Stored data
══════════════════════════════
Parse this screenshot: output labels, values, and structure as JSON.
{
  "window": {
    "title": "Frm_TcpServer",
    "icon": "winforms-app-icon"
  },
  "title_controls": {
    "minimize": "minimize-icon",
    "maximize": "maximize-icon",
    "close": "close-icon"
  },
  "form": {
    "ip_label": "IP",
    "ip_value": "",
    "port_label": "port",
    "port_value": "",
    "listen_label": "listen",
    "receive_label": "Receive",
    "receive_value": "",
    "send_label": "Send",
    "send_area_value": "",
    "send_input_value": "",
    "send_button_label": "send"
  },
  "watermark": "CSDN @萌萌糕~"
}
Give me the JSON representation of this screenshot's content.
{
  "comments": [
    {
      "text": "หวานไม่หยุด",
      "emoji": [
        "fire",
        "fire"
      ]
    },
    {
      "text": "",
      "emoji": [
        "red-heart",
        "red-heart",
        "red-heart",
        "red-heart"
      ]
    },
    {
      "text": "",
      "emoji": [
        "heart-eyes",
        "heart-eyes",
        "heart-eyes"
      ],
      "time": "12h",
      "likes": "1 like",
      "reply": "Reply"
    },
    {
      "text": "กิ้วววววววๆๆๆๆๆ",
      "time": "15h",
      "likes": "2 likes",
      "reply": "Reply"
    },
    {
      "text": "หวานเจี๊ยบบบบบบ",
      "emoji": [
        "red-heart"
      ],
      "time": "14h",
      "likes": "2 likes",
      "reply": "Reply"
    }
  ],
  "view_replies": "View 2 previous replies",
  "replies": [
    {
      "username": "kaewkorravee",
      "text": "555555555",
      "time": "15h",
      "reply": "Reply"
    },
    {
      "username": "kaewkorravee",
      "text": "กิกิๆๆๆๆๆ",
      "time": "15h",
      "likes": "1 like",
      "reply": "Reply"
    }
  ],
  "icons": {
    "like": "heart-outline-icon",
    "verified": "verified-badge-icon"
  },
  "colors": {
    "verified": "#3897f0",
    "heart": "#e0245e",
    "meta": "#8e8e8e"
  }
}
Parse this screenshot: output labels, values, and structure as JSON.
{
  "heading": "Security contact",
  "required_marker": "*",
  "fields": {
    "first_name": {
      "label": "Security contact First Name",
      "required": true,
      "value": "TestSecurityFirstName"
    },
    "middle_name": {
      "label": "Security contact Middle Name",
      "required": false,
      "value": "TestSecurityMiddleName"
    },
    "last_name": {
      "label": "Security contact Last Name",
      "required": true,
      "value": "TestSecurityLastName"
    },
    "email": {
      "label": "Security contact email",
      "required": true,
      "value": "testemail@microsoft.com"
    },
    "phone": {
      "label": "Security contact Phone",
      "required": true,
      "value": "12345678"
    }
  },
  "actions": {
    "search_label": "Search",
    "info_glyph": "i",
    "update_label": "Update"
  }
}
══════════════════════════════
● What is required:
Reproduce each entry above exactly, keeping every word.

● The answer:
Parse this screenshot: output labels, values, and structure as JSON.
{
  "window": {
    "title": "Frm_TcpServer",
    "icon": "winforms-app-icon"
  },
  "title_controls": {
    "minimize": "minimize-icon",
    "maximize": "maximize-icon",
    "close": "close-icon"
  },
  "form": {
    "ip_label": "IP",
    "ip_value": "",
    "port_label": "port",
    "port_value": "",
    "listen_label": "listen",
    "receive_label": "Receive",
    "receive_value": "",
    "send_label": "Send",
    "send_area_value": "",
    "send_input_value": "",
    "send_button_label": "send"
  },
  "watermark": "CSDN @萌萌糕~"
}
Give me the JSON representation of this screenshot's content.
{
  "comments": [
    {
      "text": "หวานไม่หยุด",
      "emoji": [
        "fire",
        "fire"
      ]
    },
    {
      "text": "",
      "emoji": [
        "red-heart",
        "red-heart",
        "red-heart",
        "red-heart"
      ]
    },
    {
      "text": "",
      "emoji": [
        "heart-eyes",
        "heart-eyes",
        "heart-eyes"
      ],
      "time": "12h",
      "likes": "1 like",
      "reply": "Reply"
    },
    {
      "text": "กิ้วววววววๆๆๆๆๆ",
      "time": "15h",
      "likes": "2 likes",
      "reply": "Reply"
    },
    {
      "text": "หวานเจี๊ยบบบบบบ",
      "emoji": [
        "red-heart"
      ],
      "time": "14h",
      "likes": "2 likes",
      "reply": "Reply"
    }
  ],
  "view_replies": "View 2 previous replies",
  "replies": [
    {
      "username": "kaewkorravee",
      "text": "555555555",
      "time": "15h",
      "reply": "Reply"
    },
    {
      "username": "kaewkorravee",
      "text": "กิกิๆๆๆๆๆ",
      "time": "15h",
      "likes": "1 like",
      "reply": "Reply"
    }
  ],
  "icons": {
    "like": "heart-outline-icon",
    "verified": "verified-badge-icon"
  },
  "colors": {
    "verified": "#3897f0",
    "heart": "#e0245e",
    "meta": "#8e8e8e"
  }
}
Parse this screenshot: output labels, values, and structure as JSON.
{
  "heading": "Security contact",
  "required_marker": "*",
  "fields": {
    "first_name": {
      "label": "Security contact First Name",
      "required": true,
      "value": "TestSecurityFirstName"
    },
    "middle_name": {
      "label": "Security contact Middle Name",
      "required": false,
      "value": "TestSecurityMiddleName"
    },
    "last_name": {
      "label": "Security contact Last Name",
      "required": true,
      "value": "TestSecurityLastName"
    },
    "email": {
      "label": "Security contact email",
      "required": true,
      "value": "testemail@microsoft.com"
    },
    "phone": {
      "label": "Security contact Phone",
      "required": true,
      "value": "12345678"
    }
  },
  "actions": {
    "search_label": "Search",
    "info_glyph": "i",
    "update_label": "Update"
  }
}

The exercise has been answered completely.